Written task:
Drop every picture and give the entries back exactly.

Data records
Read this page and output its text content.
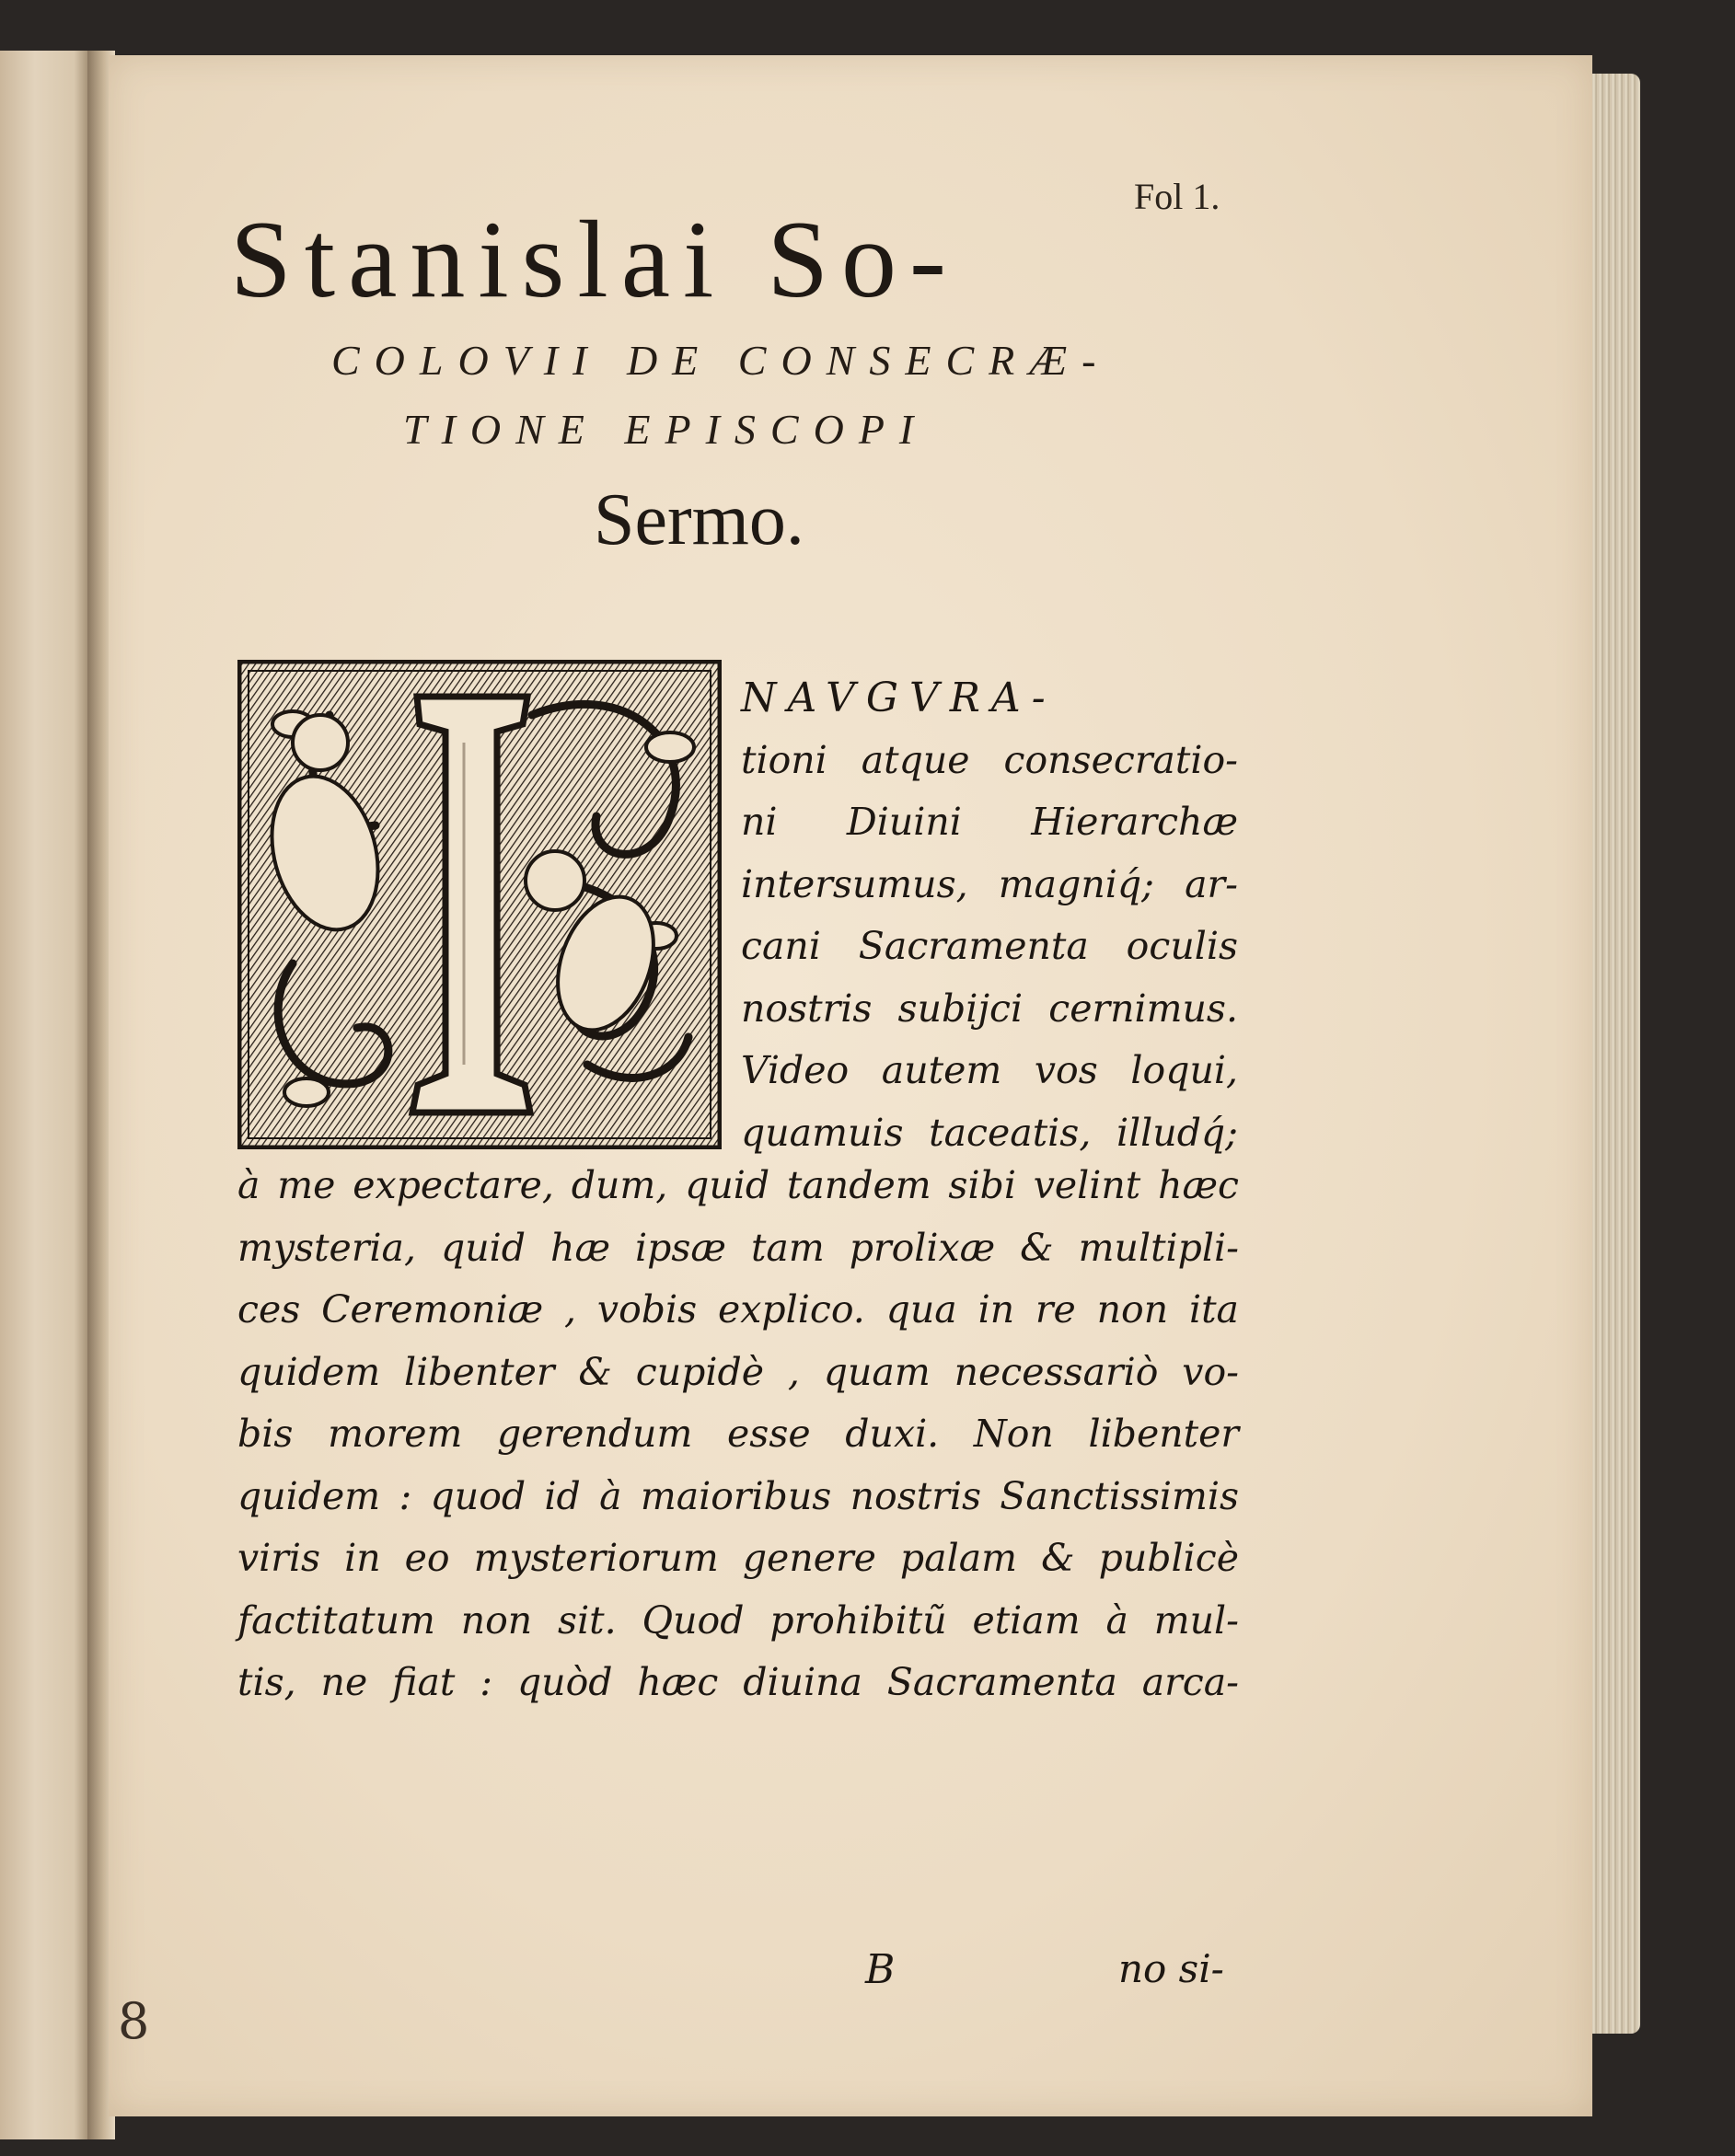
Fol 1.
Stanislai So-
COLOVII DE CONSECRÆ-
TIONE EPISCOPI
Sermo.
NAVGVRA-
tioni atque consecratio-
ni Diuini Hierarchæ
intersumus, magniq́; ar-
cani Sacramenta oculis
nostris subijci cernimus.
Video autem vos loqui,
quamuis taceatis, illudq́;
à me expectare, dum, quid tandem sibi velint hæc
mysteria, quid hæ ipsæ tam prolixæ & multipli-
ces Ceremoniæ , vobis explico. qua in re non ita
quidem libenter & cupidè , quam necessariò vo-
bis morem gerendum esse duxi. Non libenter
quidem : quod id à maioribus nostris Sanctissimis
viris in eo mysteriorum genere palam & publicè
factitatum non sit. Quod prohibitũ etiam à mul-
tis, ne fiat : quòd hæc diuina Sacramenta arca-
B	no si-
8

Task answer:
Read this page and output its text content.
Fol 1.
Stanislai So-
COLOVII DE CONSECRÆ-
TIONE EPISCOPI
Sermo.
NAVGVRA-
tioni atque consecratio-
ni Diuini Hierarchæ
intersumus, magniq́; ar-
cani Sacramenta oculis
nostris subijci cernimus.
Video autem vos loqui,
quamuis taceatis, illudq́;
à me expectare, dum, quid tandem sibi velint hæc
mysteria, quid hæ ipsæ tam prolixæ & multipli-
ces Ceremoniæ , vobis explico. qua in re non ita
quidem libenter & cupidè , quam necessariò vo-
bis morem gerendum esse duxi. Non libenter
quidem : quod id à maioribus nostris Sanctissimis
viris in eo mysteriorum genere palam & publicè
factitatum non sit. Quod prohibitũ etiam à mul-
tis, ne fiat : quòd hæc diuina Sacramenta arca-
B	no si-
8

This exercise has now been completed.